EXERCISE DETAILS> Please transcribe all of the entries exactly, leaving out any images.

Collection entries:
|---|
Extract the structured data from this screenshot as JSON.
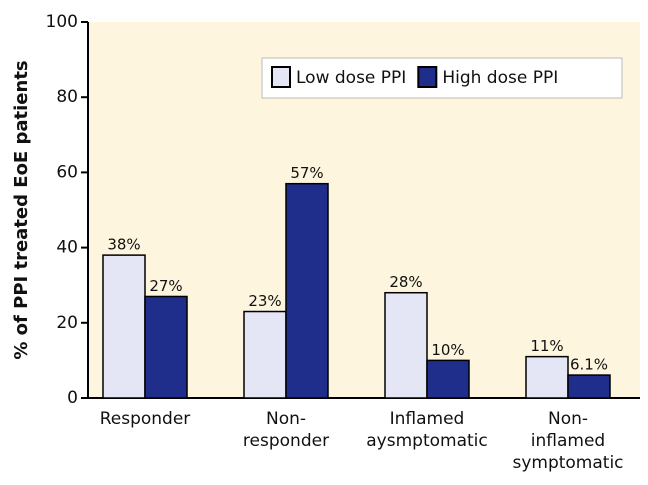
{
  "chart_data": {
    "type": "bar",
    "y_label": "% of PPI treated EoE patients",
    "categories": [
      [
        "Responder"
      ],
      [
        "Non-",
        "responder"
      ],
      [
        "Inflamed",
        "aysmptomatic"
      ],
      [
        "Non-",
        "inflamed",
        "symptomatic"
      ]
    ],
    "series": [
      {
        "name": "Low dose PPI",
        "color": "#e4e5f5",
        "values": [
          38,
          23,
          28,
          11
        ],
        "value_labels": [
          "38%",
          "23%",
          "28%",
          "11%"
        ]
      },
      {
        "name": "High dose PPI",
        "color": "#1f2e8a",
        "values": [
          27,
          57,
          10,
          6.1
        ],
        "value_labels": [
          "27%",
          "57%",
          "10%",
          "6.1%"
        ]
      }
    ],
    "ylim": [
      0,
      100
    ],
    "yticks": [
      0,
      20,
      40,
      60,
      80,
      100
    ],
    "background": "#fdf5dd",
    "legend": "upper right"
  }
}
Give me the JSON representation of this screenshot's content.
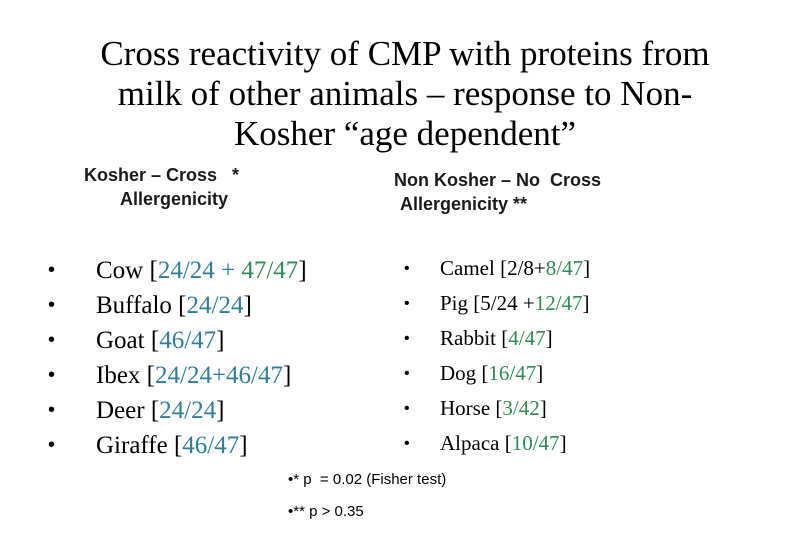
{
  "title": {
    "line1": "Cross reactivity of CMP with proteins from",
    "line2": "milk of other animals – response to Non-",
    "line3": "Kosher “age dependent”"
  },
  "left_heading": {
    "line1": "Kosher – Cross   *",
    "line2": "Allergenicity"
  },
  "right_heading": {
    "line1": "Non Kosher – No  Cross",
    "line2": "Allergenicity **"
  },
  "left_list": [
    {
      "name": "Cow",
      "open": " [",
      "part1": "24/24 + ",
      "part2": "47/47",
      "close": "]"
    },
    {
      "name": "Buffalo",
      "open": " [",
      "part1": "24/24",
      "part2": "",
      "close": "]"
    },
    {
      "name": "Goat",
      "open": " [",
      "part1": "46/47",
      "part2": "",
      "close": "]"
    },
    {
      "name": "Ibex",
      "open": " [",
      "part1": "24/24+46/47",
      "part2": "",
      "close": "]"
    },
    {
      "name": "Deer",
      "open": " [",
      "part1": "24/24",
      "part2": "",
      "close": "]"
    },
    {
      "name": "Giraffe",
      "open": " [",
      "part1": "46/47",
      "part2": "",
      "close": "]"
    }
  ],
  "right_list": [
    {
      "name": "Camel",
      "open": " [2/8+",
      "part1": "8/47",
      "close": "]"
    },
    {
      "name": "Pig",
      "open": " [5/24 +",
      "part1": "12/47",
      "close": "]"
    },
    {
      "name": "Rabbit",
      "open": " [",
      "part1": "4/47",
      "close": "]"
    },
    {
      "name": "Dog",
      "open": " [",
      "part1": "16/47",
      "close": "]"
    },
    {
      "name": "Horse",
      "open": " [",
      "part1": "3/42",
      "close": "]"
    },
    {
      "name": "Alpaca",
      "open": " [",
      "part1": "10/47",
      "close": "]"
    }
  ],
  "bullet": "•",
  "notes": {
    "n1": "•* p  = 0.02 (Fisher test)",
    "n2": "•** p > 0.35"
  },
  "colors": {
    "number_blue": "#2e7d9c",
    "number_green": "#2e8b57"
  }
}
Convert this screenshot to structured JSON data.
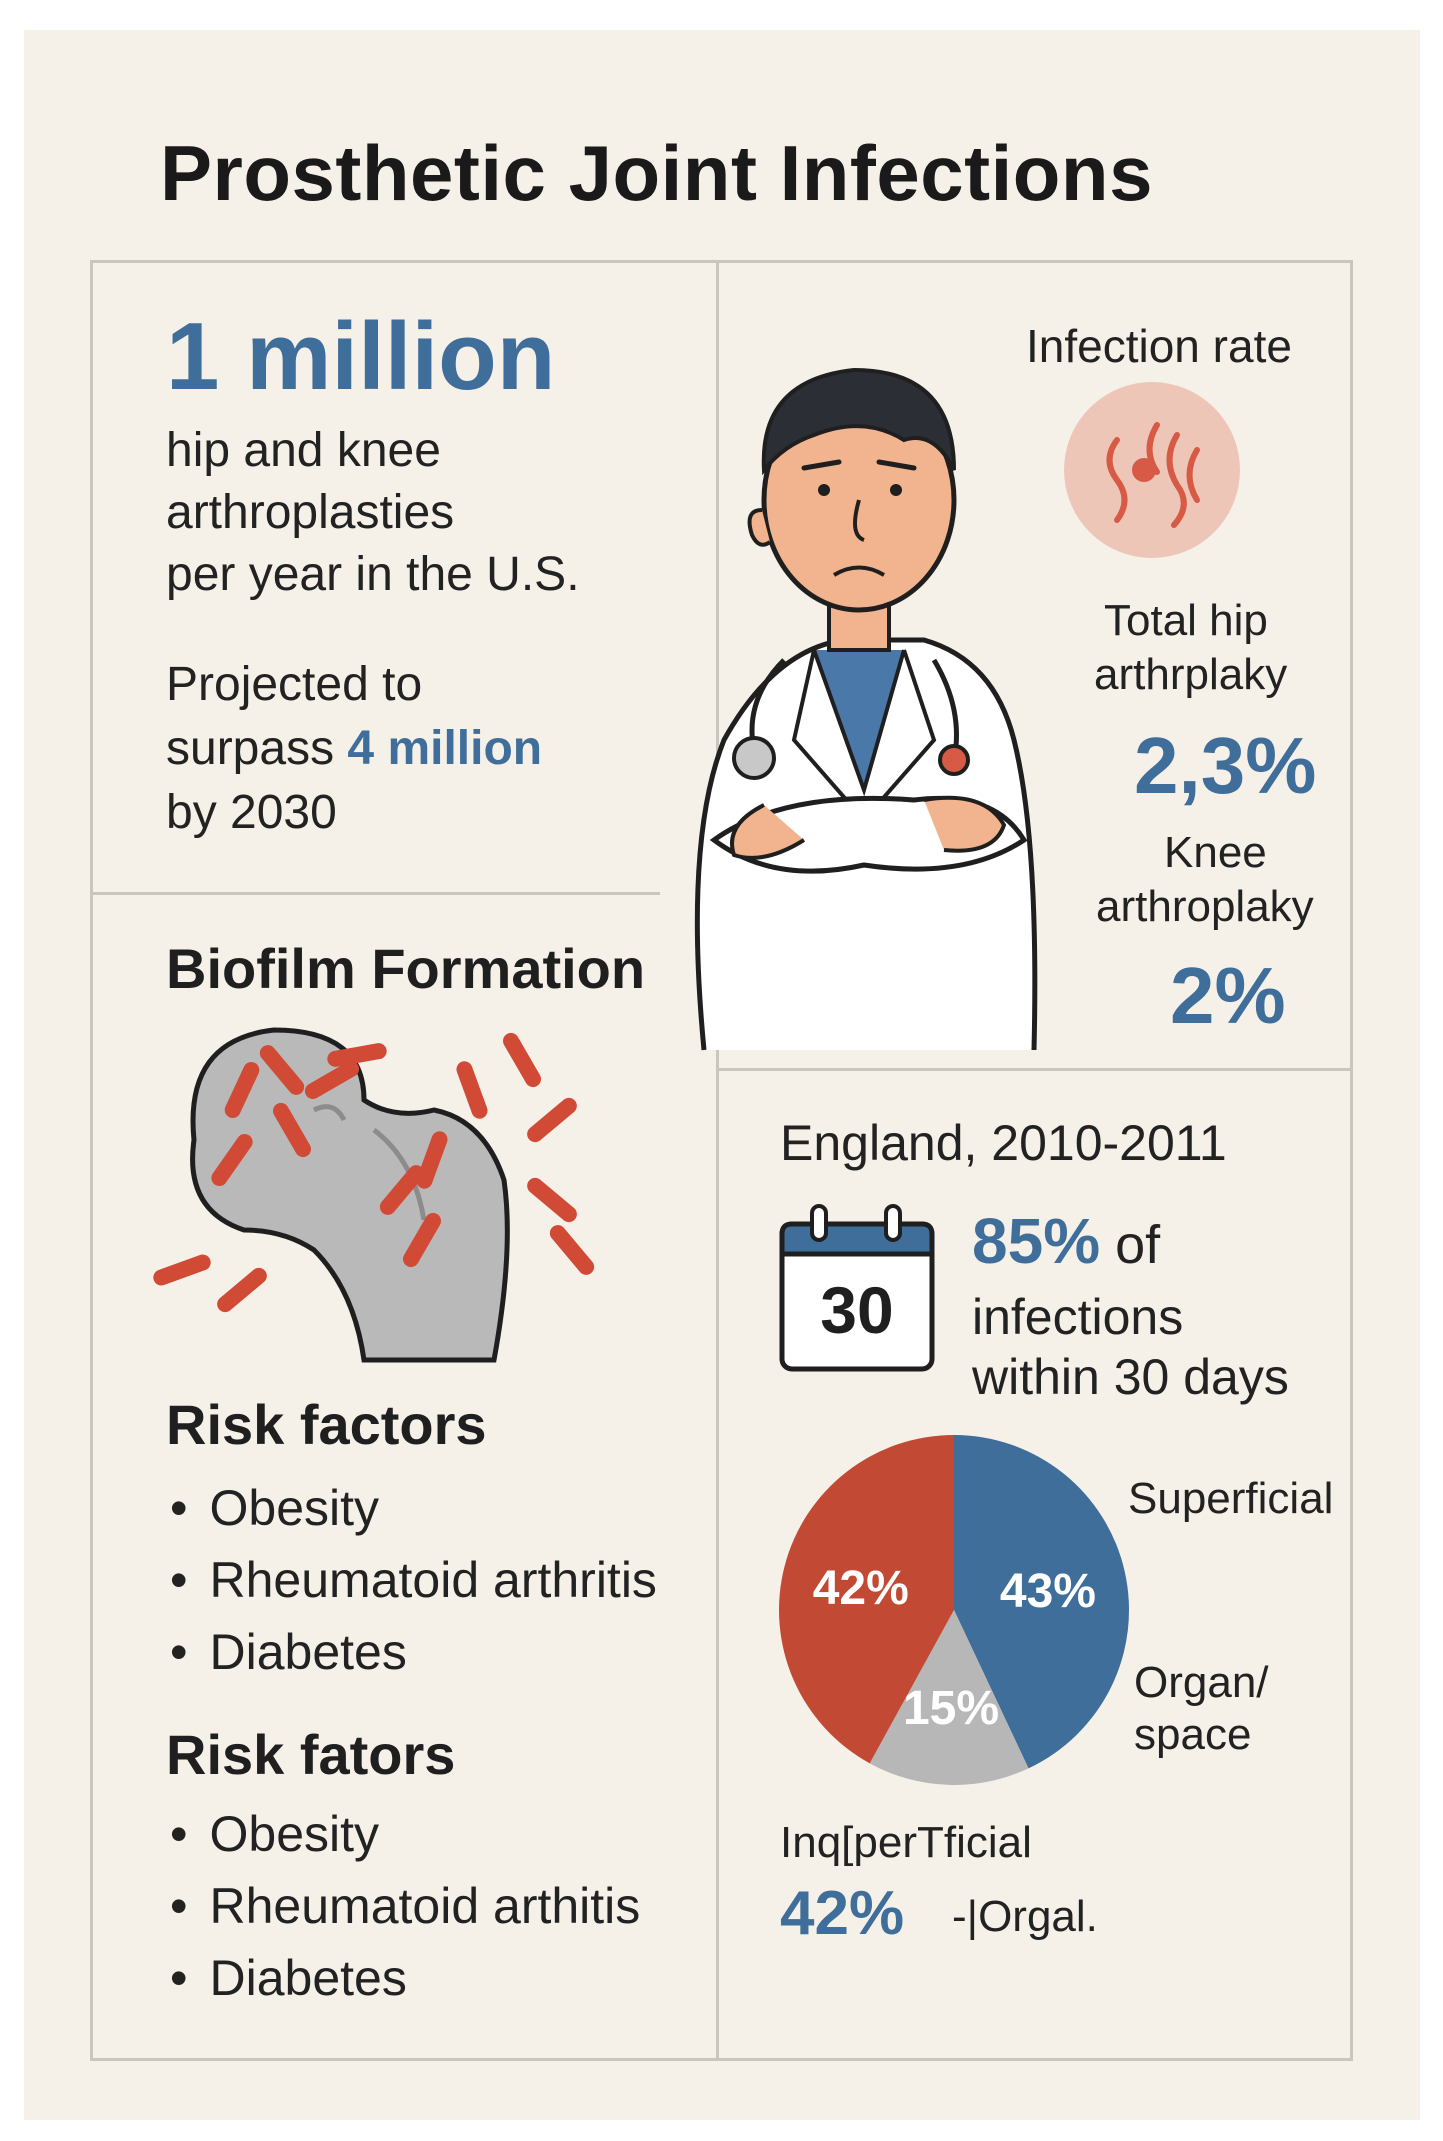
{
  "title": "Prosthetic Joint Infections",
  "stats": {
    "headline_value": "1 million",
    "headline_lines": [
      "hip and knee",
      "arthroplasties",
      "per year in the U.S."
    ],
    "projection_prefix": "Projected to",
    "projection_surpass": "surpass",
    "projection_value": "4 million",
    "projection_year": "by 2030"
  },
  "infection_rate": {
    "label": "Infection rate",
    "hip_label_lines": [
      "Total hip",
      "arthrplaky"
    ],
    "hip_value": "2,3%",
    "knee_label_lines": [
      "Knee",
      "arthroplaky"
    ],
    "knee_value": "2%",
    "icon": "infection-waves-icon"
  },
  "biofilm": {
    "heading": "Biofilm Formation",
    "icon": "bone-with-bacteria-illustration"
  },
  "risk_factors_1": {
    "heading": "Risk factors",
    "items": [
      "Obesity",
      "Rheumatoid arthritis",
      "Diabetes"
    ]
  },
  "risk_factors_2": {
    "heading": "Risk fators",
    "items": [
      "Obesity",
      "Rheumatoid arthitis",
      "Diabetes"
    ]
  },
  "england": {
    "heading": "England, 2010-2011",
    "calendar_day": "30",
    "pct": "85%",
    "of": "of",
    "lines": [
      "infections",
      "within 30 days"
    ]
  },
  "chart_data": {
    "type": "pie",
    "slices": [
      {
        "label": "Superficial",
        "value": 43,
        "display": "43%",
        "color": "#3f6e9a"
      },
      {
        "label": "Organ/\nspace",
        "value": 15,
        "display": "15%",
        "color": "#b7b7b7"
      },
      {
        "label": "",
        "value": 42,
        "display": "42%",
        "color": "#c24a35"
      }
    ],
    "labels": {
      "superficial": "Superficial",
      "organ_1": "Organ/",
      "organ_2": "space"
    },
    "footer_label": "Inq[perTficial",
    "footer_value": "42%",
    "footer_text": "-|Orgal."
  },
  "colors": {
    "accent_blue": "#3f6e9a",
    "accent_red": "#c24a35",
    "background": "#f5f1e9",
    "grey": "#b7b7b7"
  }
}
|---|
PROBLEM SOLUTION>
Extract the structured data from this screenshot as JSON.
{
  "chart_data": {
    "type": "bar",
    "y_label": "% of PPI treated EoE patients",
    "categories": [
      [
        "Responder"
      ],
      [
        "Non-",
        "responder"
      ],
      [
        "Inflamed",
        "aysmptomatic"
      ],
      [
        "Non-",
        "inflamed",
        "symptomatic"
      ]
    ],
    "series": [
      {
        "name": "Low dose PPI",
        "color": "#e4e5f5",
        "values": [
          38,
          23,
          28,
          11
        ],
        "value_labels": [
          "38%",
          "23%",
          "28%",
          "11%"
        ]
      },
      {
        "name": "High dose PPI",
        "color": "#1f2e8a",
        "values": [
          27,
          57,
          10,
          6.1
        ],
        "value_labels": [
          "27%",
          "57%",
          "10%",
          "6.1%"
        ]
      }
    ],
    "ylim": [
      0,
      100
    ],
    "yticks": [
      0,
      20,
      40,
      60,
      80,
      100
    ],
    "background": "#fdf5dd",
    "legend": "upper right"
  }
}
Give me the JSON representation of this screenshot's content.
{
  "title": {
    "line1": "Cross reactivity of CMP with proteins from",
    "line2": "milk of other animals – response to Non-",
    "line3": "Kosher “age dependent”"
  },
  "left_heading": {
    "line1": "Kosher – Cross   *",
    "line2": "Allergenicity"
  },
  "right_heading": {
    "line1": "Non Kosher – No  Cross",
    "line2": "Allergenicity **"
  },
  "left_list": [
    {
      "name": "Cow",
      "open": " [",
      "part1": "24/24 + ",
      "part2": "47/47",
      "close": "]"
    },
    {
      "name": "Buffalo",
      "open": " [",
      "part1": "24/24",
      "part2": "",
      "close": "]"
    },
    {
      "name": "Goat",
      "open": " [",
      "part1": "46/47",
      "part2": "",
      "close": "]"
    },
    {
      "name": "Ibex",
      "open": " [",
      "part1": "24/24+46/47",
      "part2": "",
      "close": "]"
    },
    {
      "name": "Deer",
      "open": " [",
      "part1": "24/24",
      "part2": "",
      "close": "]"
    },
    {
      "name": "Giraffe",
      "open": " [",
      "part1": "46/47",
      "part2": "",
      "close": "]"
    }
  ],
  "right_list": [
    {
      "name": "Camel",
      "open": " [2/8+",
      "part1": "8/47",
      "close": "]"
    },
    {
      "name": "Pig",
      "open": " [5/24 +",
      "part1": "12/47",
      "close": "]"
    },
    {
      "name": "Rabbit",
      "open": " [",
      "part1": "4/47",
      "close": "]"
    },
    {
      "name": "Dog",
      "open": " [",
      "part1": "16/47",
      "close": "]"
    },
    {
      "name": "Horse",
      "open": " [",
      "part1": "3/42",
      "close": "]"
    },
    {
      "name": "Alpaca",
      "open": " [",
      "part1": "10/47",
      "close": "]"
    }
  ],
  "bullet": "•",
  "notes": {
    "n1": "•* p  = 0.02 (Fisher test)",
    "n2": "•** p > 0.35"
  },
  "colors": {
    "number_blue": "#2e7d9c",
    "number_green": "#2e8b57"
  }
}
Convert this screenshot to structured JSON data.
{
  "title": "Prosthetic Joint Infections",
  "stats": {
    "headline_value": "1 million",
    "headline_lines": [
      "hip and knee",
      "arthroplasties",
      "per year in the U.S."
    ],
    "projection_prefix": "Projected to",
    "projection_surpass": "surpass",
    "projection_value": "4 million",
    "projection_year": "by 2030"
  },
  "infection_rate": {
    "label": "Infection rate",
    "hip_label_lines": [
      "Total hip",
      "arthrplaky"
    ],
    "hip_value": "2,3%",
    "knee_label_lines": [
      "Knee",
      "arthroplaky"
    ],
    "knee_value": "2%",
    "icon": "infection-waves-icon"
  },
  "biofilm": {
    "heading": "Biofilm Formation",
    "icon": "bone-with-bacteria-illustration"
  },
  "risk_factors_1": {
    "heading": "Risk factors",
    "items": [
      "Obesity",
      "Rheumatoid arthritis",
      "Diabetes"
    ]
  },
  "risk_factors_2": {
    "heading": "Risk fators",
    "items": [
      "Obesity",
      "Rheumatoid arthitis",
      "Diabetes"
    ]
  },
  "england": {
    "heading": "England, 2010-2011",
    "calendar_day": "30",
    "pct": "85%",
    "of": "of",
    "lines": [
      "infections",
      "within 30 days"
    ]
  },
  "chart_data": {
    "type": "pie",
    "slices": [
      {
        "label": "Superficial",
        "value": 43,
        "display": "43%",
        "color": "#3f6e9a"
      },
      {
        "label": "Organ/\nspace",
        "value": 15,
        "display": "15%",
        "color": "#b7b7b7"
      },
      {
        "label": "",
        "value": 42,
        "display": "42%",
        "color": "#c24a35"
      }
    ],
    "labels": {
      "superficial": "Superficial",
      "organ_1": "Organ/",
      "organ_2": "space"
    },
    "footer_label": "Inq[perTficial",
    "footer_value": "42%",
    "footer_text": "-|Orgal."
  },
  "colors": {
    "accent_blue": "#3f6e9a",
    "accent_red": "#c24a35",
    "background": "#f5f1e9",
    "grey": "#b7b7b7"
  }
}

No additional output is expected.